### Problem description
Send back the records in full, character for character.

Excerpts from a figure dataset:
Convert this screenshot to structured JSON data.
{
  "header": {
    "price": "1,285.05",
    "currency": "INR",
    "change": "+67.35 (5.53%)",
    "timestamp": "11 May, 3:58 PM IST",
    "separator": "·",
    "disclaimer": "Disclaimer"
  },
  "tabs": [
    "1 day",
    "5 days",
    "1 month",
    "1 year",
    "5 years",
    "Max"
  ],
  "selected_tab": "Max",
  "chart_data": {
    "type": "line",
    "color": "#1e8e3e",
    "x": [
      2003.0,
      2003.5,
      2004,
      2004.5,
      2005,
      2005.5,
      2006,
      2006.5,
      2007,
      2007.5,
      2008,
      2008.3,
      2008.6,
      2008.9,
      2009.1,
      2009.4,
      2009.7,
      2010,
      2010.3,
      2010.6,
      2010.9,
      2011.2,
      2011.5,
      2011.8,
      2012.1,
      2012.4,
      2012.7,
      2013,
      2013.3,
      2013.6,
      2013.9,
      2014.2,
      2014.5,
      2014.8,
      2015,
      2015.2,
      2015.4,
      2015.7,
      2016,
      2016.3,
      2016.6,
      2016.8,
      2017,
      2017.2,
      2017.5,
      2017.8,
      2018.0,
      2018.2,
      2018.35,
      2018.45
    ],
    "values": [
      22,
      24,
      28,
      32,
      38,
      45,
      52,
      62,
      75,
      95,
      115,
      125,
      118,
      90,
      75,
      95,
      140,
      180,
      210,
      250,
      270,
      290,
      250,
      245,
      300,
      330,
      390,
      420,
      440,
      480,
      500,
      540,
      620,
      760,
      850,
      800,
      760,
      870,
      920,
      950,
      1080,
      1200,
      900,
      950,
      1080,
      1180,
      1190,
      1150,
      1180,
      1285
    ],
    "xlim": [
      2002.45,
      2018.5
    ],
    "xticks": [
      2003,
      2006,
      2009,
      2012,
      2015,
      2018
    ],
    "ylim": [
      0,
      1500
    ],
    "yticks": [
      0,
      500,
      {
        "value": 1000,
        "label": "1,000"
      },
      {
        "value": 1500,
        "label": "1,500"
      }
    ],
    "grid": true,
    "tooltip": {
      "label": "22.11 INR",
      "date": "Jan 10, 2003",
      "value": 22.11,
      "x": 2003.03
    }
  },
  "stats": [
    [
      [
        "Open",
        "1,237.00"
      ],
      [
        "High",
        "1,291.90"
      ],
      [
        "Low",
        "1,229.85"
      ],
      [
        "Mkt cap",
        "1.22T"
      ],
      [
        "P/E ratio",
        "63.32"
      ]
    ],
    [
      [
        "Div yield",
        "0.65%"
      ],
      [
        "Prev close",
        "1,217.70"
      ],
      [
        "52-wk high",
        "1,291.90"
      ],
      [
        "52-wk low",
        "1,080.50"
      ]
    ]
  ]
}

### Answer for the task
Convert this screenshot to structured JSON data.
{
  "header": {
    "price": "1,285.05",
    "currency": "INR",
    "change": "+67.35 (5.53%)",
    "timestamp": "11 May, 3:58 PM IST",
    "separator": "·",
    "disclaimer": "Disclaimer"
  },
  "tabs": [
    "1 day",
    "5 days",
    "1 month",
    "1 year",
    "5 years",
    "Max"
  ],
  "selected_tab": "Max",
  "chart_data": {
    "type": "line",
    "color": "#1e8e3e",
    "x": [
      2003.0,
      2003.5,
      2004,
      2004.5,
      2005,
      2005.5,
      2006,
      2006.5,
      2007,
      2007.5,
      2008,
      2008.3,
      2008.6,
      2008.9,
      2009.1,
      2009.4,
      2009.7,
      2010,
      2010.3,
      2010.6,
      2010.9,
      2011.2,
      2011.5,
      2011.8,
      2012.1,
      2012.4,
      2012.7,
      2013,
      2013.3,
      2013.6,
      2013.9,
      2014.2,
      2014.5,
      2014.8,
      2015,
      2015.2,
      2015.4,
      2015.7,
      2016,
      2016.3,
      2016.6,
      2016.8,
      2017,
      2017.2,
      2017.5,
      2017.8,
      2018.0,
      2018.2,
      2018.35,
      2018.45
    ],
    "values": [
      22,
      24,
      28,
      32,
      38,
      45,
      52,
      62,
      75,
      95,
      115,
      125,
      118,
      90,
      75,
      95,
      140,
      180,
      210,
      250,
      270,
      290,
      250,
      245,
      300,
      330,
      390,
      420,
      440,
      480,
      500,
      540,
      620,
      760,
      850,
      800,
      760,
      870,
      920,
      950,
      1080,
      1200,
      900,
      950,
      1080,
      1180,
      1190,
      1150,
      1180,
      1285
    ],
    "xlim": [
      2002.45,
      2018.5
    ],
    "xticks": [
      2003,
      2006,
      2009,
      2012,
      2015,
      2018
    ],
    "ylim": [
      0,
      1500
    ],
    "yticks": [
      0,
      500,
      {
        "value": 1000,
        "label": "1,000"
      },
      {
        "value": 1500,
        "label": "1,500"
      }
    ],
    "grid": true,
    "tooltip": {
      "label": "22.11 INR",
      "date": "Jan 10, 2003",
      "value": 22.11,
      "x": 2003.03
    }
  },
  "stats": [
    [
      [
        "Open",
        "1,237.00"
      ],
      [
        "High",
        "1,291.90"
      ],
      [
        "Low",
        "1,229.85"
      ],
      [
        "Mkt cap",
        "1.22T"
      ],
      [
        "P/E ratio",
        "63.32"
      ]
    ],
    [
      [
        "Div yield",
        "0.65%"
      ],
      [
        "Prev close",
        "1,217.70"
      ],
      [
        "52-wk high",
        "1,291.90"
      ],
      [
        "52-wk low",
        "1,080.50"
      ]
    ]
  ]
}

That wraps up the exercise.